### What is asked
Count the lines in the listing below that contain the word "true", and reply with that number alone.

*** Material for this task ***

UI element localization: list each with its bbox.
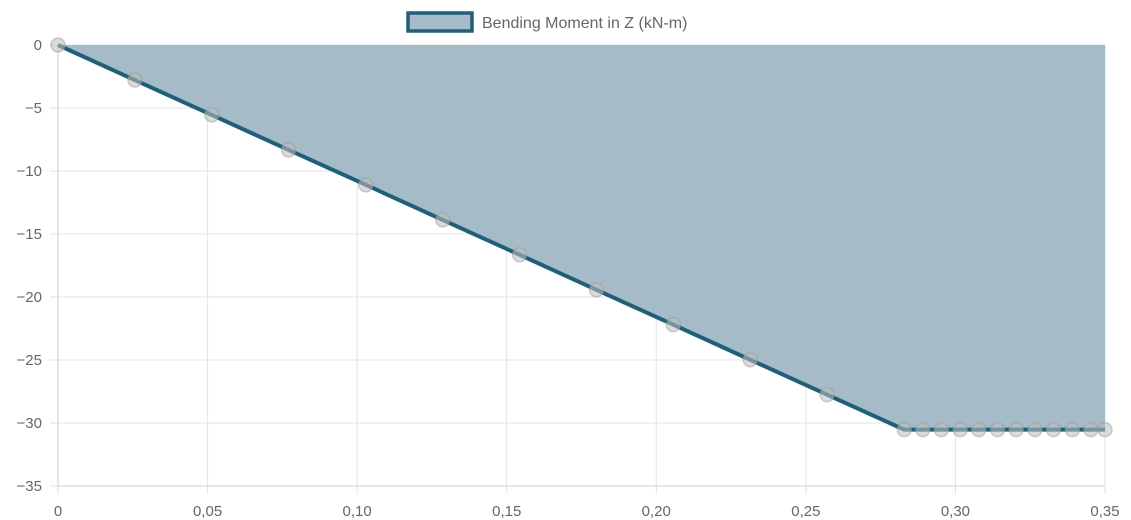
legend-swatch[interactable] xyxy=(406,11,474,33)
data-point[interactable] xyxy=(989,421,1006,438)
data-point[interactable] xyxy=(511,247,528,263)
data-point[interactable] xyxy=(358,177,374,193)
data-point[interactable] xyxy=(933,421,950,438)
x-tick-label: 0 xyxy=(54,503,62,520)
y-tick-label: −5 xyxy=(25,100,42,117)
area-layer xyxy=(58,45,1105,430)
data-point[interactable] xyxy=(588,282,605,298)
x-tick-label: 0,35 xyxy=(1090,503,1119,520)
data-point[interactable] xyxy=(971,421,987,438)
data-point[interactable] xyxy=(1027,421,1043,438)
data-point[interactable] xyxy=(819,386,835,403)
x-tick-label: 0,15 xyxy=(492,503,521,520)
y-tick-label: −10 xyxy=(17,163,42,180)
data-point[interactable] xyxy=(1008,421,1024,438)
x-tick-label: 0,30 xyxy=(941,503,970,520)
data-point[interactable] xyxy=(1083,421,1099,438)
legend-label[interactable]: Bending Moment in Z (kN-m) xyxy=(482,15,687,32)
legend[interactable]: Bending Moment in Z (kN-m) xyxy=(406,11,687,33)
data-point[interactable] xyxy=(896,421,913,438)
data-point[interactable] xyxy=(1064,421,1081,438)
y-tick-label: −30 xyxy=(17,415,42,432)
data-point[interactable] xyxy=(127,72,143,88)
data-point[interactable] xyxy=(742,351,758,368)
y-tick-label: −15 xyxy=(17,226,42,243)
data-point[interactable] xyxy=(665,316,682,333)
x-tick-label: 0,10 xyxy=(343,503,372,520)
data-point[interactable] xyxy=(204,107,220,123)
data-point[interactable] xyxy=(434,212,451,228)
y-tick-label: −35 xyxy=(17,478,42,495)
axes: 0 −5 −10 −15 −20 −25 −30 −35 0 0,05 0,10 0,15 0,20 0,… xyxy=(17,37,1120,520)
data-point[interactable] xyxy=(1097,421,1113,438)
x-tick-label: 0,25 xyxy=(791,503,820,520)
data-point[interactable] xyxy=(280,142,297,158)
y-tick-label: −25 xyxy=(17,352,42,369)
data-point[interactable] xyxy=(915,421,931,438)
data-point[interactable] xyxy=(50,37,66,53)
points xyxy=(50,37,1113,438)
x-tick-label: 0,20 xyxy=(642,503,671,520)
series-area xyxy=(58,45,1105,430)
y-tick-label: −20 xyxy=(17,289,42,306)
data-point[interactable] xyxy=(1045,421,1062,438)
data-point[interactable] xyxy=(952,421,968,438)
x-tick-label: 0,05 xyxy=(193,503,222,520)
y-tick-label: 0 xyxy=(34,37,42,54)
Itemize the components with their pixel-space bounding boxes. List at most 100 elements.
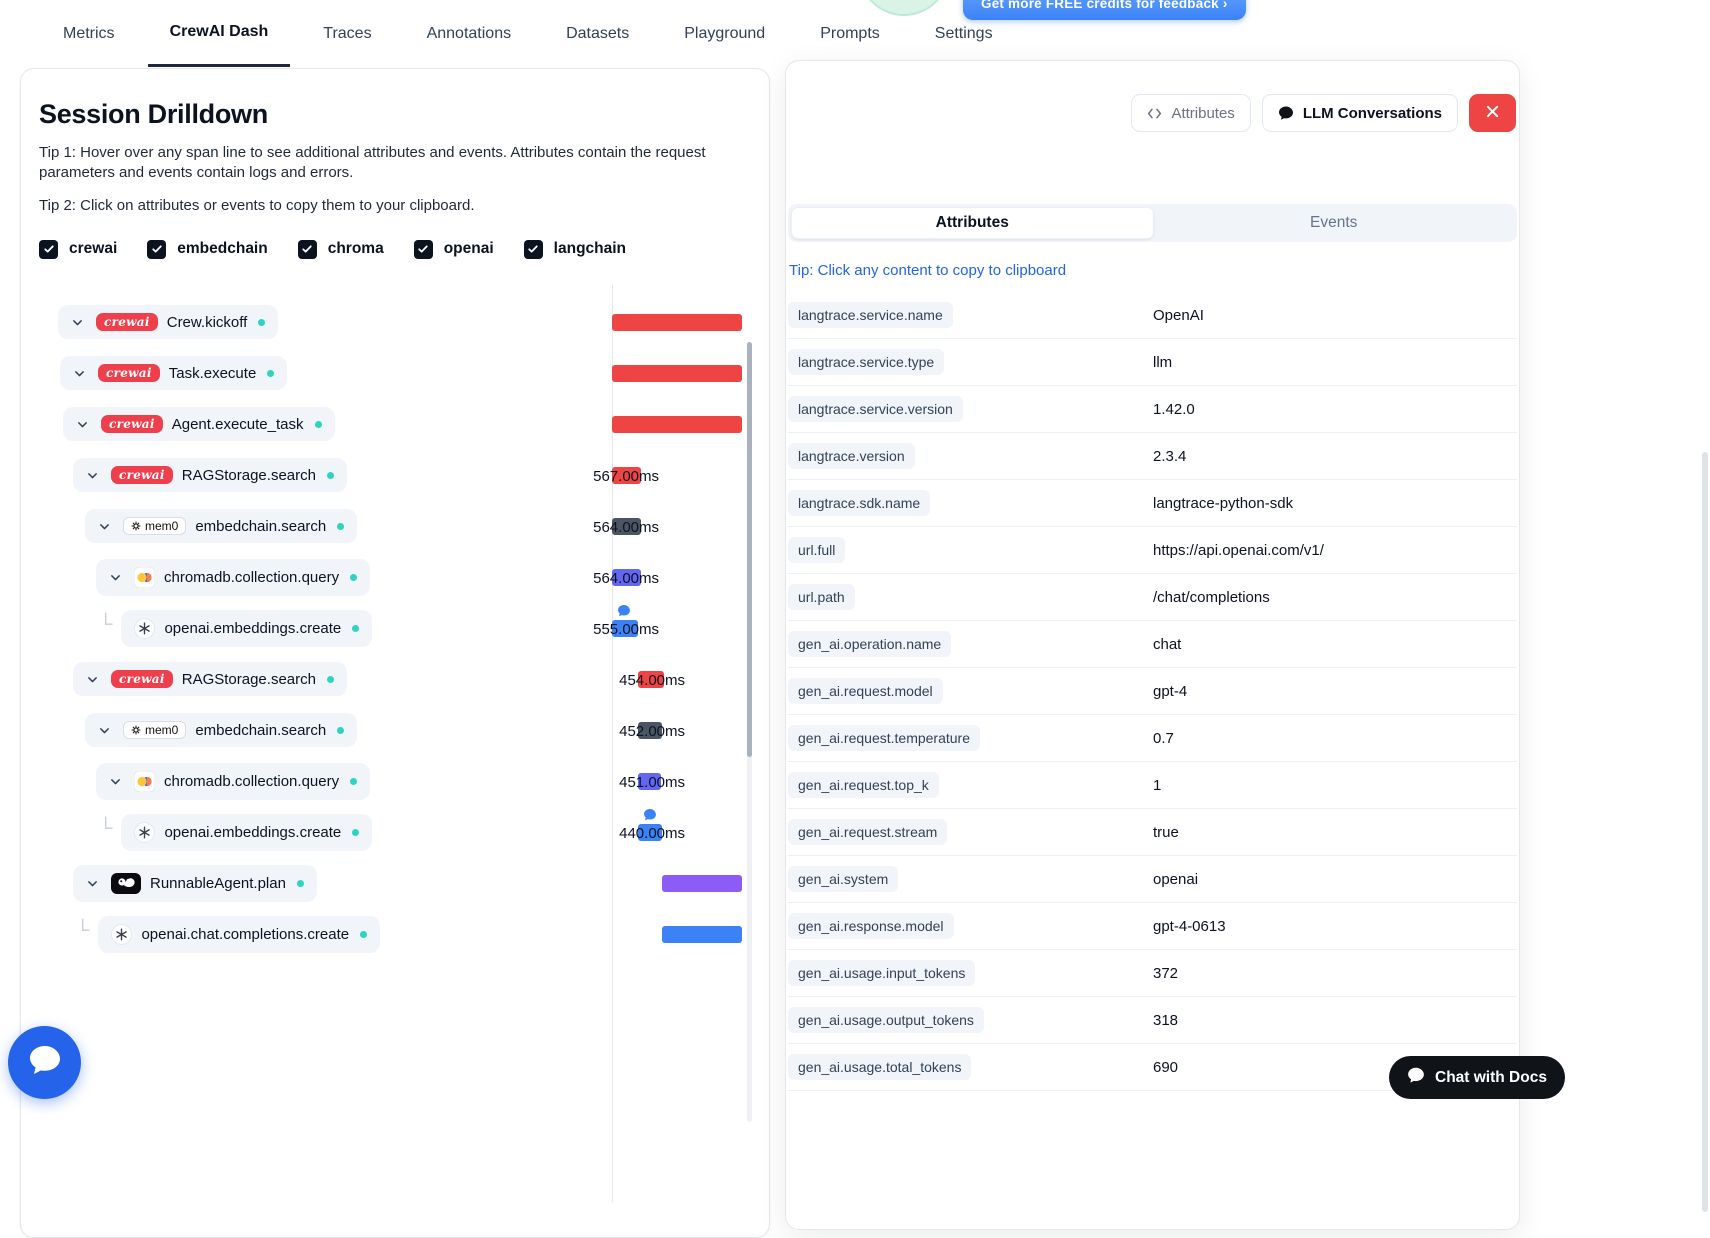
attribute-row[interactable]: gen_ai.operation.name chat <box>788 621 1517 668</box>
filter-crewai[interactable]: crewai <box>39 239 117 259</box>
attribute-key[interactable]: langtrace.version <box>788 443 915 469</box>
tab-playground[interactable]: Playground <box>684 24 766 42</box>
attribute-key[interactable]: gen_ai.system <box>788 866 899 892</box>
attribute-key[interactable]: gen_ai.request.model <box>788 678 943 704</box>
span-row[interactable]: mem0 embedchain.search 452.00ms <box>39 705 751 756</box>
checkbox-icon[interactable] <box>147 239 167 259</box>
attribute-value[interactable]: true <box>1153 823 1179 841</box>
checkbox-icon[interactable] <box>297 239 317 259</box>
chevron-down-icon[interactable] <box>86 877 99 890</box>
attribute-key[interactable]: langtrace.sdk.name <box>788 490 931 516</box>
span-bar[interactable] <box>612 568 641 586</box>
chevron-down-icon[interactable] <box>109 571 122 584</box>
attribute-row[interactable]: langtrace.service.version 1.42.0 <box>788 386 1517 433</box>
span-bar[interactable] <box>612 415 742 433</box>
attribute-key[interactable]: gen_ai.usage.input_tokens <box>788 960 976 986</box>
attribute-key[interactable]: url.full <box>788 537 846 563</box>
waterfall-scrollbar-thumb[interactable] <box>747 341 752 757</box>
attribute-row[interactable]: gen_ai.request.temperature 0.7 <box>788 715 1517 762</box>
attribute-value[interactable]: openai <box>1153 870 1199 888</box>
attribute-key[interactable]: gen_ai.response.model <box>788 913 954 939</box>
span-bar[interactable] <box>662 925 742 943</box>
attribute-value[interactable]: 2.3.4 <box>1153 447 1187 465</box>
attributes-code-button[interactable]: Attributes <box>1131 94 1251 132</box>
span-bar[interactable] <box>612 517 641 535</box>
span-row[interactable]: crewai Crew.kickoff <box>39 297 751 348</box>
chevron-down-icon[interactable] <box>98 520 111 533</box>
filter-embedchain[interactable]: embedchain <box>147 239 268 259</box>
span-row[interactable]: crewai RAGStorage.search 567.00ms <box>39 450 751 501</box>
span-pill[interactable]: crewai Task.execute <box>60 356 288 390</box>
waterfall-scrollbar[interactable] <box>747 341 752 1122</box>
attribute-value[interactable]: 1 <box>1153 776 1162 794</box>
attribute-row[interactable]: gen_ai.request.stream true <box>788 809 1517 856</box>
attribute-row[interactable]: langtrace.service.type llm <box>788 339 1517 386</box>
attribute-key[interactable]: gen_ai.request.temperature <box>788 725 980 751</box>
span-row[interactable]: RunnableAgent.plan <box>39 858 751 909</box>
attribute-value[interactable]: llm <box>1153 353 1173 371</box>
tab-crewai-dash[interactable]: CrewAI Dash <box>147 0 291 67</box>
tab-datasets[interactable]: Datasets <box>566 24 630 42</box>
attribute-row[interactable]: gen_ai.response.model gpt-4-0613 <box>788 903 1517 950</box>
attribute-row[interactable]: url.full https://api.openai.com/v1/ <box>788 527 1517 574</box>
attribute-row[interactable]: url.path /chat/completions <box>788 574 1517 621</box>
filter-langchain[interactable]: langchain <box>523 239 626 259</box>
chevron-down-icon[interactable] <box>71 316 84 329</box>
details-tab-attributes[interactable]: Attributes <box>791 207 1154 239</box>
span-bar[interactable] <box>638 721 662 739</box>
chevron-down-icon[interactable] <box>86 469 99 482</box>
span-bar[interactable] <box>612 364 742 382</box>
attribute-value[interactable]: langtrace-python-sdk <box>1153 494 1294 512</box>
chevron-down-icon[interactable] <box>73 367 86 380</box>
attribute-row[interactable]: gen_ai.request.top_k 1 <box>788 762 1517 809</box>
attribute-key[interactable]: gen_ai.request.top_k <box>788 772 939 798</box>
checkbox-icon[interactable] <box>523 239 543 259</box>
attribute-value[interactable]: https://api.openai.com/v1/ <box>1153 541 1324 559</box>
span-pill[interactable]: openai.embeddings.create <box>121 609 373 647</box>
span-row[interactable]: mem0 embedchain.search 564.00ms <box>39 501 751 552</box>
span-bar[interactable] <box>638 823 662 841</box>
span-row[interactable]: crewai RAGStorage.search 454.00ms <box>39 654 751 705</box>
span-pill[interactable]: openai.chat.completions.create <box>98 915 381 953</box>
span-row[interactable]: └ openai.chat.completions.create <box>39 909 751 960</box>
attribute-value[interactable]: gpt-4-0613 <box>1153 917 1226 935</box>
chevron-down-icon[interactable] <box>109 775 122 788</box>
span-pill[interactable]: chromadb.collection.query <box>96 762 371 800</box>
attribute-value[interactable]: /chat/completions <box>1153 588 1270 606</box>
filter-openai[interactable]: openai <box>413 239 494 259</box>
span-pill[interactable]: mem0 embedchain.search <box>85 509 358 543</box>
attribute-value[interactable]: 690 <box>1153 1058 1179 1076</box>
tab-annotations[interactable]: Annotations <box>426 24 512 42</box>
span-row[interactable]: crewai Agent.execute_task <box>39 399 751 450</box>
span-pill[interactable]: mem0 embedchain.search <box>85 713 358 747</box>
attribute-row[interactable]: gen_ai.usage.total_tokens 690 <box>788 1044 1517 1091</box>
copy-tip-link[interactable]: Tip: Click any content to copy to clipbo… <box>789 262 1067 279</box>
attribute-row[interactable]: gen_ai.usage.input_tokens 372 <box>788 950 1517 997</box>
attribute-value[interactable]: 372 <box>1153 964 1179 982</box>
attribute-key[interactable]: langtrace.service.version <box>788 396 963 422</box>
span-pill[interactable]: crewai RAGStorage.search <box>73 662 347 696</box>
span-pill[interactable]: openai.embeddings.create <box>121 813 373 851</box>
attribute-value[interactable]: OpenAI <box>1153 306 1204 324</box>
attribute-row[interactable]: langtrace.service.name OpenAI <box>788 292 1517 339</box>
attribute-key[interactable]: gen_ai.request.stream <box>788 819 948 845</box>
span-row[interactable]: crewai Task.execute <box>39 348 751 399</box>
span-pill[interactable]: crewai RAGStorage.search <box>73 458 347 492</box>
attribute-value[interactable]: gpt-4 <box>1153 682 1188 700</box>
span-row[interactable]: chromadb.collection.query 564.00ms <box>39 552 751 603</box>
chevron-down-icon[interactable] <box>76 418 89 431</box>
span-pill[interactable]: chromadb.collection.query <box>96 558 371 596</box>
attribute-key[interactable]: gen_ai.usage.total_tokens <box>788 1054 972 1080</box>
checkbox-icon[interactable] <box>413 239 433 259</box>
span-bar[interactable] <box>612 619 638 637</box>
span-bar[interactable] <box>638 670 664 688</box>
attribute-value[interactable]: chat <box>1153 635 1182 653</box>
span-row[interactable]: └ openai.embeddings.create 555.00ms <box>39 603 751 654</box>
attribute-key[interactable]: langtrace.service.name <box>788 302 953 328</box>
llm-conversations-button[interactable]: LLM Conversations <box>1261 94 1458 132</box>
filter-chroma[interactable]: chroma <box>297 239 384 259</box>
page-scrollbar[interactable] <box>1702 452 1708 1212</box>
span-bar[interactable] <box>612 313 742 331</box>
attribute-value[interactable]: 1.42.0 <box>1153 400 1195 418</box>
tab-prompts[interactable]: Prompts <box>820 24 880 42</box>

***

### Solved problem
2